### DATA FOR THE TASK ###
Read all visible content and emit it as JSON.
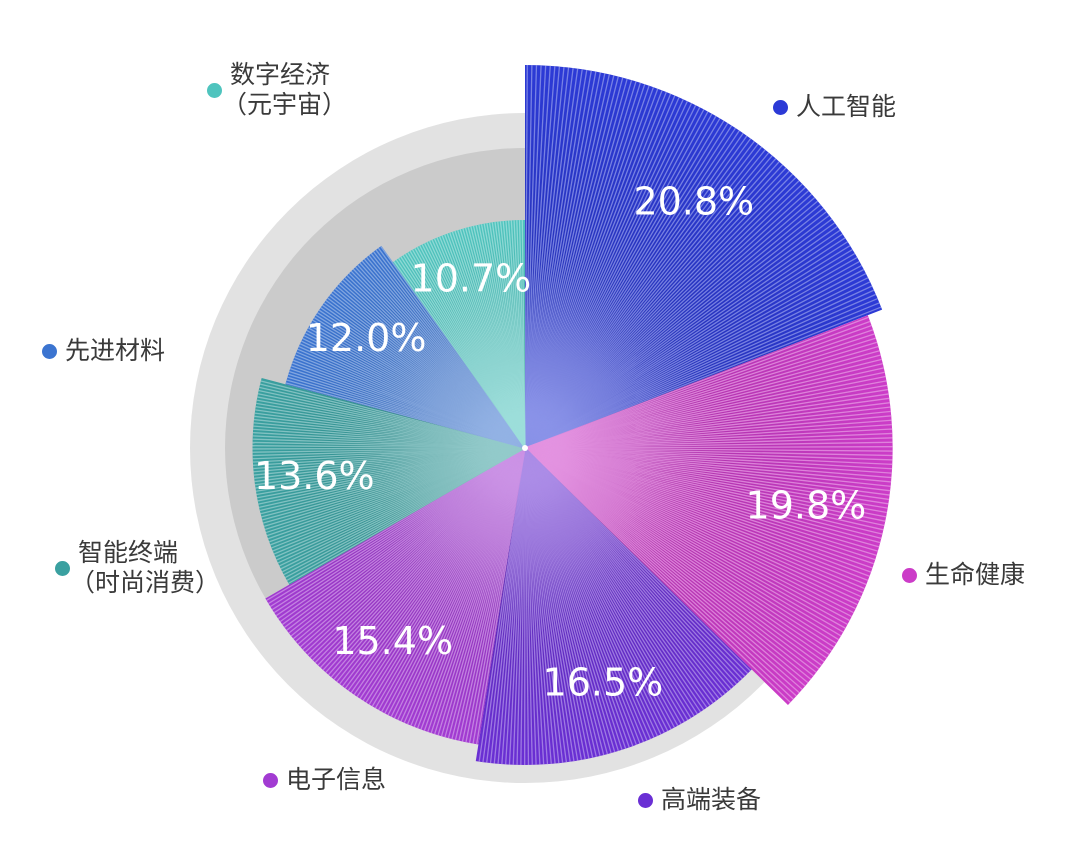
{
  "chart_data": {
    "type": "pie",
    "style": "rose",
    "title": "",
    "slices": [
      {
        "label": "人工智能",
        "value": 20.8,
        "display": "20.8%",
        "color": "#2c3ad6"
      },
      {
        "label": "生命健康",
        "value": 19.8,
        "display": "19.8%",
        "color": "#cc3cc8"
      },
      {
        "label": "高端装备",
        "value": 16.5,
        "display": "16.5%",
        "color": "#6a2fd4"
      },
      {
        "label": "电子信息",
        "value": 15.4,
        "display": "15.4%",
        "color": "#a23bd2"
      },
      {
        "label": "智能终端（时尚消费）",
        "value": 13.6,
        "display": "13.6%",
        "color": "#3aa0a0"
      },
      {
        "label": "先进材料",
        "value": 12.0,
        "display": "12.0%",
        "color": "#3b74d0"
      },
      {
        "label": "数字经济（元宇宙）",
        "value": 10.7,
        "display": "10.7%",
        "color": "#4fc4be"
      }
    ],
    "legend": {
      "placement": "around",
      "items": [
        {
          "line1": "人工智能",
          "line2": ""
        },
        {
          "line1": "生命健康",
          "line2": ""
        },
        {
          "line1": "高端装备",
          "line2": ""
        },
        {
          "line1": "电子信息",
          "line2": ""
        },
        {
          "line1": "智能终端",
          "line2": "（时尚消费）"
        },
        {
          "line1": "先进材料",
          "line2": ""
        },
        {
          "line1": "数字经济",
          "line2": "（元宇宙）"
        }
      ]
    },
    "background_color": "#cbcbcb",
    "ring_color": "#e2e2e2"
  }
}
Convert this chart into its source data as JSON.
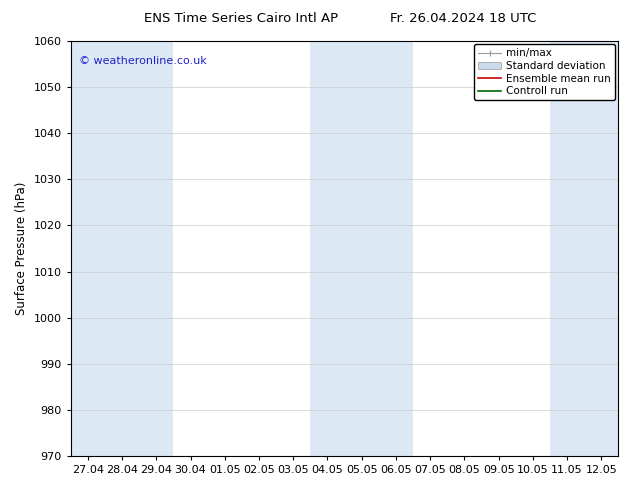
{
  "title_left": "ENS Time Series Cairo Intl AP",
  "title_right": "Fr. 26.04.2024 18 UTC",
  "ylabel": "Surface Pressure (hPa)",
  "ylim": [
    970,
    1060
  ],
  "yticks": [
    970,
    980,
    990,
    1000,
    1010,
    1020,
    1030,
    1040,
    1050,
    1060
  ],
  "x_labels": [
    "27.04",
    "28.04",
    "29.04",
    "30.04",
    "01.05",
    "02.05",
    "03.05",
    "04.05",
    "05.05",
    "06.05",
    "07.05",
    "08.05",
    "09.05",
    "10.05",
    "11.05",
    "12.05"
  ],
  "watermark": "© weatheronline.co.uk",
  "watermark_color": "#2222cc",
  "bg_color": "#ffffff",
  "plot_bg_color": "#ffffff",
  "band_color": "#dce9f5",
  "legend_labels": [
    "min/max",
    "Standard deviation",
    "Ensemble mean run",
    "Controll run"
  ],
  "shaded_columns": [
    0,
    1,
    2,
    7,
    8,
    9,
    14,
    15
  ],
  "grid_color": "#cccccc",
  "tick_color": "#000000",
  "font_color": "#000000",
  "title_fontsize": 9.5,
  "axis_fontsize": 8,
  "watermark_fontsize": 8,
  "legend_fontsize": 7.5
}
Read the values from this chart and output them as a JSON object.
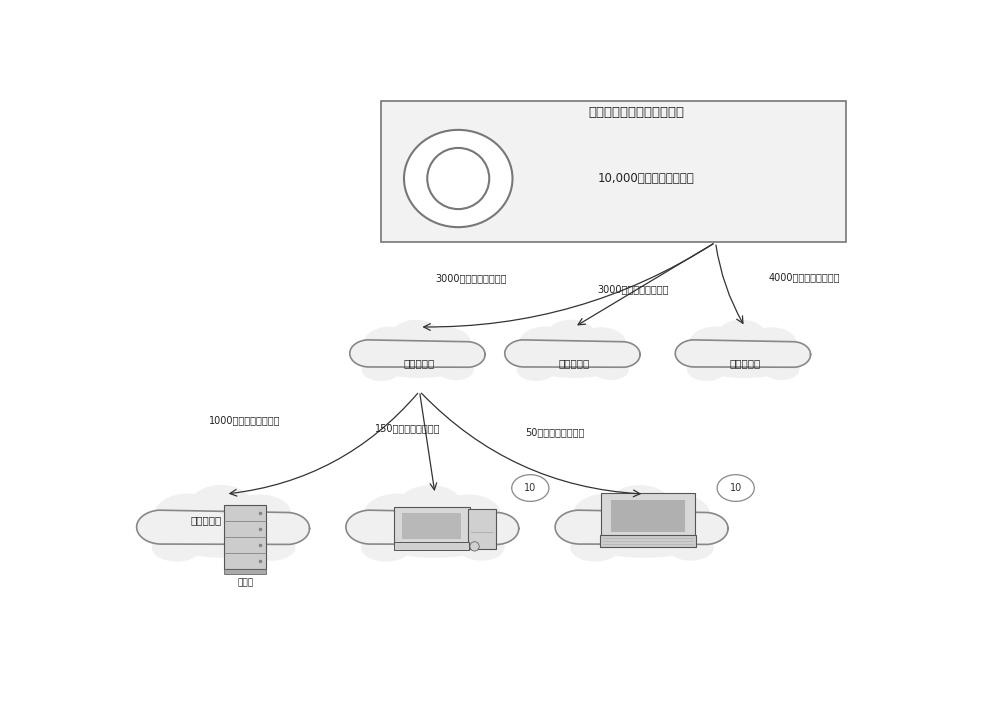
{
  "title": "大规模云节点服务中心平台",
  "platform_label": "10,000分钟动画模型渲染",
  "ctrl_label": "云控制节点",
  "work_label": "云工作节点",
  "server_label": "服务器",
  "badge_text": "10",
  "arrow_labels_top": [
    "3000分钟动画模型渲染",
    "3000分钟动画模型渲染",
    "4000分钟动画模型渲染"
  ],
  "arrow_labels_bottom": [
    "1000分钟动画模型渲染",
    "150分钟动画模型渲染",
    "50分钟动画模型渲染"
  ],
  "cloud_fill": "#f0f0f0",
  "cloud_edge": "#888888",
  "box_fill": "#f0f0f0",
  "box_edge": "#666666",
  "arrow_color": "#333333",
  "text_color": "#222222",
  "bg_color": "#ffffff"
}
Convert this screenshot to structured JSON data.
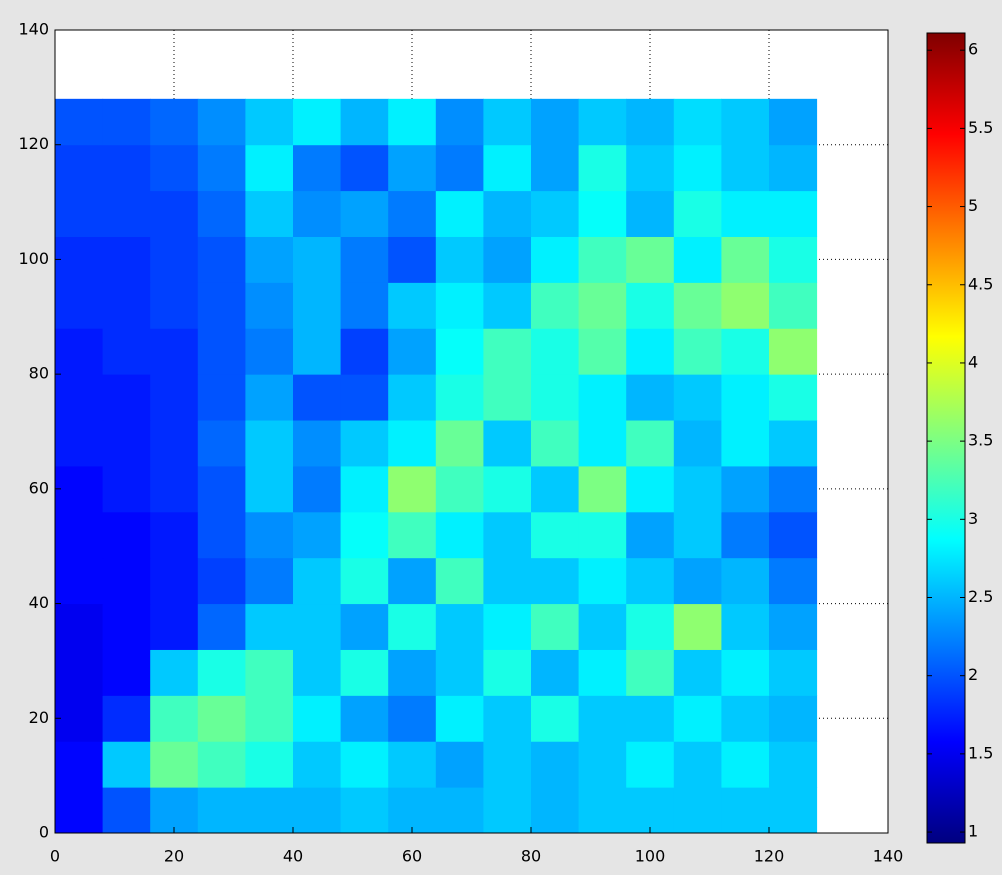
###
Exclude the images and reproduce the remaining data exactly.

Read all visible content and emit it as JSON.
{
  "chart_data": {
    "type": "pie",
    "style": "rose",
    "title": "",
    "slices": [
      {
        "label": "人工智能",
        "value": 20.8,
        "display": "20.8%",
        "color": "#2c3ad6"
      },
      {
        "label": "生命健康",
        "value": 19.8,
        "display": "19.8%",
        "color": "#cc3cc8"
      },
      {
        "label": "高端装备",
        "value": 16.5,
        "display": "16.5%",
        "color": "#6a2fd4"
      },
      {
        "label": "电子信息",
        "value": 15.4,
        "display": "15.4%",
        "color": "#a23bd2"
      },
      {
        "label": "智能终端（时尚消费）",
        "value": 13.6,
        "display": "13.6%",
        "color": "#3aa0a0"
      },
      {
        "label": "先进材料",
        "value": 12.0,
        "display": "12.0%",
        "color": "#3b74d0"
      },
      {
        "label": "数字经济（元宇宙）",
        "value": 10.7,
        "display": "10.7%",
        "color": "#4fc4be"
      }
    ],
    "legend": {
      "placement": "around",
      "items": [
        {
          "line1": "人工智能",
          "line2": ""
        },
        {
          "line1": "生命健康",
          "line2": ""
        },
        {
          "line1": "高端装备",
          "line2": ""
        },
        {
          "line1": "电子信息",
          "line2": ""
        },
        {
          "line1": "智能终端",
          "line2": "（时尚消费）"
        },
        {
          "line1": "先进材料",
          "line2": ""
        },
        {
          "line1": "数字经济",
          "line2": "（元宇宙）"
        }
      ]
    },
    "background_color": "#cbcbcb",
    "ring_color": "#e2e2e2"
  }
}
Convert this chart into its source data as JSON.
{
  "title_left": "ENS Time Series Cairo Intl AP",
  "title_right": "Fr. 26.04.2024 18 UTC",
  "ylabel": "Surface Pressure (hPa)",
  "ylim": [
    970,
    1060
  ],
  "yticks": [
    970,
    980,
    990,
    1000,
    1010,
    1020,
    1030,
    1040,
    1050,
    1060
  ],
  "x_labels": [
    "27.04",
    "28.04",
    "29.04",
    "30.04",
    "01.05",
    "02.05",
    "03.05",
    "04.05",
    "05.05",
    "06.05",
    "07.05",
    "08.05",
    "09.05",
    "10.05",
    "11.05",
    "12.05"
  ],
  "watermark": "© weatheronline.co.uk",
  "watermark_color": "#2222cc",
  "bg_color": "#ffffff",
  "plot_bg_color": "#ffffff",
  "band_color": "#dce9f5",
  "legend_labels": [
    "min/max",
    "Standard deviation",
    "Ensemble mean run",
    "Controll run"
  ],
  "shaded_columns": [
    0,
    1,
    2,
    7,
    8,
    9,
    14,
    15
  ],
  "grid_color": "#cccccc",
  "tick_color": "#000000",
  "font_color": "#000000",
  "title_fontsize": 9.5,
  "axis_fontsize": 8,
  "watermark_fontsize": 8,
  "legend_fontsize": 7.5
}
Read the values from this chart and output them as a JSON object.
{
  "title": "大规模云节点服务中心平台",
  "platform_label": "10,000分钟动画模型渲染",
  "ctrl_label": "云控制节点",
  "work_label": "云工作节点",
  "server_label": "服务器",
  "badge_text": "10",
  "arrow_labels_top": [
    "3000分钟动画模型渲染",
    "3000分钟动画模型渲染",
    "4000分钟动画模型渲染"
  ],
  "arrow_labels_bottom": [
    "1000分钟动画模型渲染",
    "150分钟动画模型渲染",
    "50分钟动画模型渲染"
  ],
  "cloud_fill": "#f0f0f0",
  "cloud_edge": "#888888",
  "box_fill": "#f0f0f0",
  "box_edge": "#666666",
  "arrow_color": "#333333",
  "text_color": "#222222",
  "bg_color": "#ffffff"
}
Convert this screenshot to structured JSON data.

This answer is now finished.